##### Source records
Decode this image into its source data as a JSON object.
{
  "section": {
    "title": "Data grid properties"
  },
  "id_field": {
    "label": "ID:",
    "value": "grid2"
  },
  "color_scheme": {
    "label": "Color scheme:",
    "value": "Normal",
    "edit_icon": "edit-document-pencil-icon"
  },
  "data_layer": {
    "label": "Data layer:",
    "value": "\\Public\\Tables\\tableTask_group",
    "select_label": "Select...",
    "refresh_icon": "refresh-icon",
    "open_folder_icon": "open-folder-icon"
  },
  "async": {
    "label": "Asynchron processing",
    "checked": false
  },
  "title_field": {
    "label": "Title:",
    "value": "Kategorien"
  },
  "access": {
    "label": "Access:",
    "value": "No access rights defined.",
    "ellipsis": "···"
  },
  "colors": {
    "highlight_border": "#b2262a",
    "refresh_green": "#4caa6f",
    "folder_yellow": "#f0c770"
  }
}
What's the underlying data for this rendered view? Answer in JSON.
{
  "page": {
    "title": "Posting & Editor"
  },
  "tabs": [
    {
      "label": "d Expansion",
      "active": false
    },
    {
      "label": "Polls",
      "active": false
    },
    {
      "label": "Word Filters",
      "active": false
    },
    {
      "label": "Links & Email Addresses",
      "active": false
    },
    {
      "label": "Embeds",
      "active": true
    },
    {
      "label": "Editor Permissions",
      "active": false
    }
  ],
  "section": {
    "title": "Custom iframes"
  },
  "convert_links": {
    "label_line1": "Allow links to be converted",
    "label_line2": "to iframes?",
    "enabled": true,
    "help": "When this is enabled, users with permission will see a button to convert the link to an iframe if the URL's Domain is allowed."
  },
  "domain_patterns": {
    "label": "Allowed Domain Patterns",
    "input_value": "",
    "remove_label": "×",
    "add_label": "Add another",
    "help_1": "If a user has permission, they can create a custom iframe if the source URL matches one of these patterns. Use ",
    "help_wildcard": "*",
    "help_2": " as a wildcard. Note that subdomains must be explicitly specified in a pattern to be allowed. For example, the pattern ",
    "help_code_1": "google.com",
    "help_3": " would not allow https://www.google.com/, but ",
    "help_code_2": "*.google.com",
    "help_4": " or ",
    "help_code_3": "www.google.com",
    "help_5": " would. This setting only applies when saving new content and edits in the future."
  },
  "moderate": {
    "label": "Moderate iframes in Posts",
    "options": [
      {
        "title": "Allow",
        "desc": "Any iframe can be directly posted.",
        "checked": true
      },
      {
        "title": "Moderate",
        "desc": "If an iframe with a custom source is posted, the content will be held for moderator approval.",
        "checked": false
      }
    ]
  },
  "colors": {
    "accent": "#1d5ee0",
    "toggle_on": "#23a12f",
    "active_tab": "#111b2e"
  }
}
##########
**What the task asks:**
Show, from the material above, each line that includes the string "checked".

**Written answer:**
    "checked": false
        "checked": true
        "checked": false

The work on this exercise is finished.